(Dataset entries)
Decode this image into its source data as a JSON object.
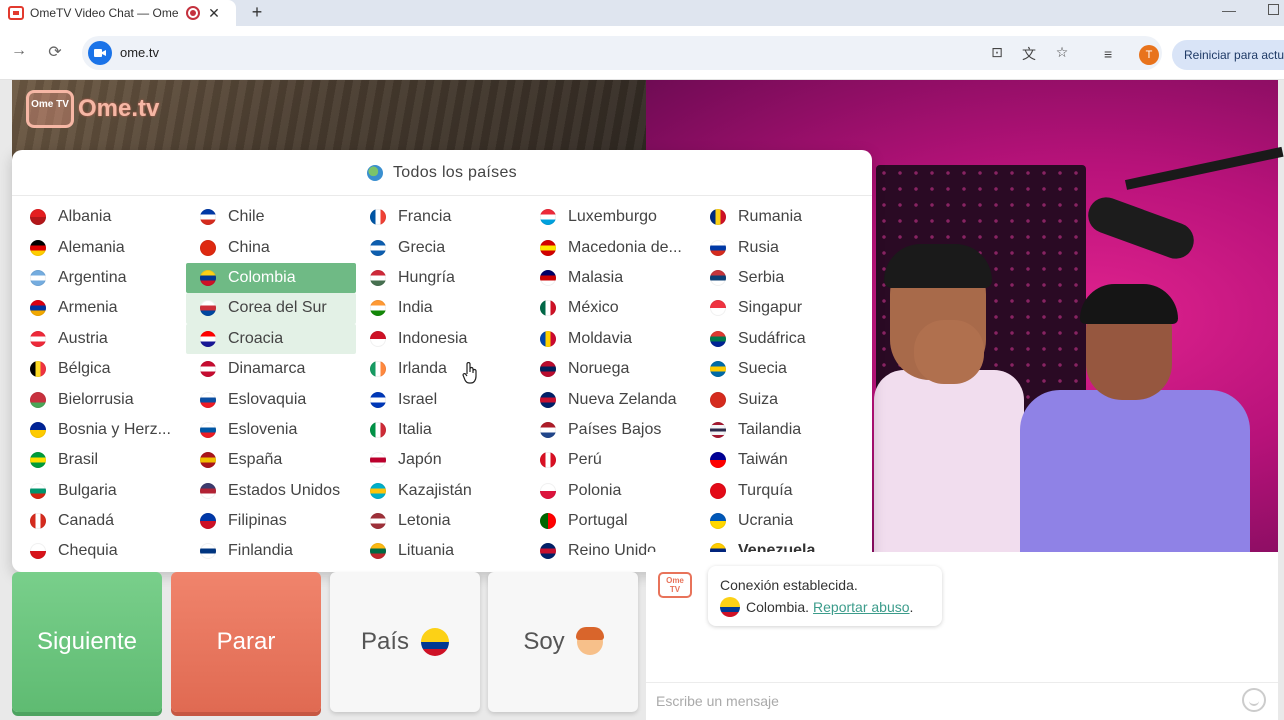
{
  "browser": {
    "tab_title": "OmeTV Video Chat — Ome",
    "tab_close": "✕",
    "new_tab": "+",
    "url": "ome.tv",
    "restart_label": "Reiniciar para actu",
    "profile_initial": "T"
  },
  "page": {
    "logo_small": "Ome TV",
    "logo_text": "Ome.tv",
    "all_countries_label": "Todos los países",
    "selected_country": "Colombia",
    "columns": [
      [
        {
          "name": "Albania",
          "flag": [
            "#e41e20",
            "#b3171a"
          ]
        },
        {
          "name": "Alemania",
          "flag": [
            "#000000",
            "#dd0000",
            "#ffce00"
          ]
        },
        {
          "name": "Argentina",
          "flag": [
            "#74acdf",
            "#ffffff",
            "#74acdf"
          ]
        },
        {
          "name": "Armenia",
          "flag": [
            "#d90012",
            "#0033a0",
            "#f2a800"
          ]
        },
        {
          "name": "Austria",
          "flag": [
            "#ed2939",
            "#ffffff",
            "#ed2939"
          ]
        },
        {
          "name": "Bélgica",
          "flag": [
            "#000000",
            "#fdda24",
            "#ef3340"
          ],
          "vertical": true
        },
        {
          "name": "Bielorrusia",
          "flag": [
            "#c8313e",
            "#c8313e",
            "#4aa657"
          ]
        },
        {
          "name": "Bosnia y Herz...",
          "flag": [
            "#002395",
            "#fecb00"
          ]
        },
        {
          "name": "Brasil",
          "flag": [
            "#009c3b",
            "#ffdf00",
            "#009c3b"
          ]
        },
        {
          "name": "Bulgaria",
          "flag": [
            "#ffffff",
            "#00966e",
            "#d62612"
          ]
        },
        {
          "name": "Canadá",
          "flag": [
            "#d52b1e",
            "#ffffff",
            "#d52b1e"
          ],
          "vertical": true
        },
        {
          "name": "Chequia",
          "flag": [
            "#ffffff",
            "#d7141a"
          ]
        }
      ],
      [
        {
          "name": "Chile",
          "flag": [
            "#0039a6",
            "#ffffff",
            "#d52b1e"
          ]
        },
        {
          "name": "China",
          "flag": [
            "#de2910",
            "#de2910"
          ]
        },
        {
          "name": "Colombia",
          "flag": [
            "#fcd116",
            "#003893",
            "#ce1126"
          ]
        },
        {
          "name": "Corea del Sur",
          "flag": [
            "#ffffff",
            "#cd2e3a",
            "#0047a0"
          ]
        },
        {
          "name": "Croacia",
          "flag": [
            "#ff0000",
            "#ffffff",
            "#171796"
          ]
        },
        {
          "name": "Dinamarca",
          "flag": [
            "#c60c30",
            "#ffffff",
            "#c60c30"
          ]
        },
        {
          "name": "Eslovaquia",
          "flag": [
            "#ffffff",
            "#0b4ea2",
            "#ee1c25"
          ]
        },
        {
          "name": "Eslovenia",
          "flag": [
            "#ffffff",
            "#0056a4",
            "#ed1c24"
          ]
        },
        {
          "name": "España",
          "flag": [
            "#aa151b",
            "#f1bf00",
            "#aa151b"
          ]
        },
        {
          "name": "Estados Unidos",
          "flag": [
            "#3c3b6e",
            "#b22234",
            "#ffffff"
          ]
        },
        {
          "name": "Filipinas",
          "flag": [
            "#0038a8",
            "#ce1126"
          ]
        },
        {
          "name": "Finlandia",
          "flag": [
            "#ffffff",
            "#003580",
            "#ffffff"
          ]
        }
      ],
      [
        {
          "name": "Francia",
          "flag": [
            "#0055a4",
            "#ffffff",
            "#ef4135"
          ],
          "vertical": true
        },
        {
          "name": "Grecia",
          "flag": [
            "#0d5eaf",
            "#ffffff",
            "#0d5eaf"
          ]
        },
        {
          "name": "Hungría",
          "flag": [
            "#ce2939",
            "#ffffff",
            "#477050"
          ]
        },
        {
          "name": "India",
          "flag": [
            "#ff9933",
            "#ffffff",
            "#138808"
          ]
        },
        {
          "name": "Indonesia",
          "flag": [
            "#ce1126",
            "#ffffff"
          ]
        },
        {
          "name": "Irlanda",
          "flag": [
            "#169b62",
            "#ffffff",
            "#ff883e"
          ],
          "vertical": true
        },
        {
          "name": "Israel",
          "flag": [
            "#0038b8",
            "#ffffff",
            "#0038b8"
          ]
        },
        {
          "name": "Italia",
          "flag": [
            "#009246",
            "#ffffff",
            "#ce2b37"
          ],
          "vertical": true
        },
        {
          "name": "Japón",
          "flag": [
            "#ffffff",
            "#bc002d",
            "#ffffff"
          ]
        },
        {
          "name": "Kazajistán",
          "flag": [
            "#00afca",
            "#fec50c",
            "#00afca"
          ]
        },
        {
          "name": "Letonia",
          "flag": [
            "#9e3039",
            "#ffffff",
            "#9e3039"
          ]
        },
        {
          "name": "Lituania",
          "flag": [
            "#fdb913",
            "#006a44",
            "#c1272d"
          ]
        }
      ],
      [
        {
          "name": "Luxemburgo",
          "flag": [
            "#ed2939",
            "#ffffff",
            "#00a1de"
          ]
        },
        {
          "name": "Macedonia de...",
          "flag": [
            "#d20000",
            "#ffe600",
            "#d20000"
          ]
        },
        {
          "name": "Malasia",
          "flag": [
            "#010066",
            "#cc0001",
            "#ffffff"
          ]
        },
        {
          "name": "México",
          "flag": [
            "#006847",
            "#ffffff",
            "#ce1126"
          ],
          "vertical": true
        },
        {
          "name": "Moldavia",
          "flag": [
            "#0046ae",
            "#ffd200",
            "#cc092f"
          ],
          "vertical": true
        },
        {
          "name": "Noruega",
          "flag": [
            "#ba0c2f",
            "#00205b",
            "#ba0c2f"
          ]
        },
        {
          "name": "Nueva Zelanda",
          "flag": [
            "#012169",
            "#c8102e",
            "#012169"
          ]
        },
        {
          "name": "Países Bajos",
          "flag": [
            "#ae1c28",
            "#ffffff",
            "#21468b"
          ]
        },
        {
          "name": "Perú",
          "flag": [
            "#d91023",
            "#ffffff",
            "#d91023"
          ],
          "vertical": true
        },
        {
          "name": "Polonia",
          "flag": [
            "#ffffff",
            "#dc143c"
          ]
        },
        {
          "name": "Portugal",
          "flag": [
            "#006600",
            "#ff0000"
          ],
          "vertical": true
        },
        {
          "name": "Reino Unido",
          "flag": [
            "#012169",
            "#c8102e",
            "#012169"
          ]
        }
      ],
      [
        {
          "name": "Rumania",
          "flag": [
            "#002b7f",
            "#fcd116",
            "#ce1126"
          ],
          "vertical": true
        },
        {
          "name": "Rusia",
          "flag": [
            "#ffffff",
            "#0039a6",
            "#d52b1e"
          ]
        },
        {
          "name": "Serbia",
          "flag": [
            "#c6363c",
            "#0c4076",
            "#ffffff"
          ]
        },
        {
          "name": "Singapur",
          "flag": [
            "#ef3340",
            "#ffffff"
          ]
        },
        {
          "name": "Sudáfrica",
          "flag": [
            "#de3831",
            "#007a4d",
            "#002395"
          ]
        },
        {
          "name": "Suecia",
          "flag": [
            "#006aa7",
            "#fecc00",
            "#006aa7"
          ]
        },
        {
          "name": "Suiza",
          "flag": [
            "#d52b1e",
            "#d52b1e"
          ]
        },
        {
          "name": "Tailandia",
          "flag": [
            "#a51931",
            "#f4f5f8",
            "#2d2a4a",
            "#f4f5f8",
            "#a51931"
          ]
        },
        {
          "name": "Taiwán",
          "flag": [
            "#000095",
            "#fe0000"
          ]
        },
        {
          "name": "Turquía",
          "flag": [
            "#e30a17",
            "#e30a17"
          ]
        },
        {
          "name": "Ucrania",
          "flag": [
            "#0057b7",
            "#ffd700"
          ]
        },
        {
          "name": "Venezuela",
          "flag": [
            "#ffcc00",
            "#00247d",
            "#cf142b"
          ],
          "bold": true
        }
      ]
    ],
    "buttons": {
      "next": "Siguiente",
      "stop": "Parar",
      "country": "País",
      "soy": "Soy"
    },
    "chat": {
      "logo": "Ome TV",
      "status": "Conexión establecida.",
      "partner_country": "Colombia.",
      "report_link": "Reportar abuso",
      "report_suffix": ".",
      "input_placeholder": "Escribe un mensaje"
    }
  }
}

▸ INSTRUCTIONS TO FOLLOW: Identify and copy the lines holding the word "Colombia".

▸ FINISHED EXERCISE:
    "selected_country": "Colombia",
          "name": "Colombia",
      "partner_country": "Colombia.",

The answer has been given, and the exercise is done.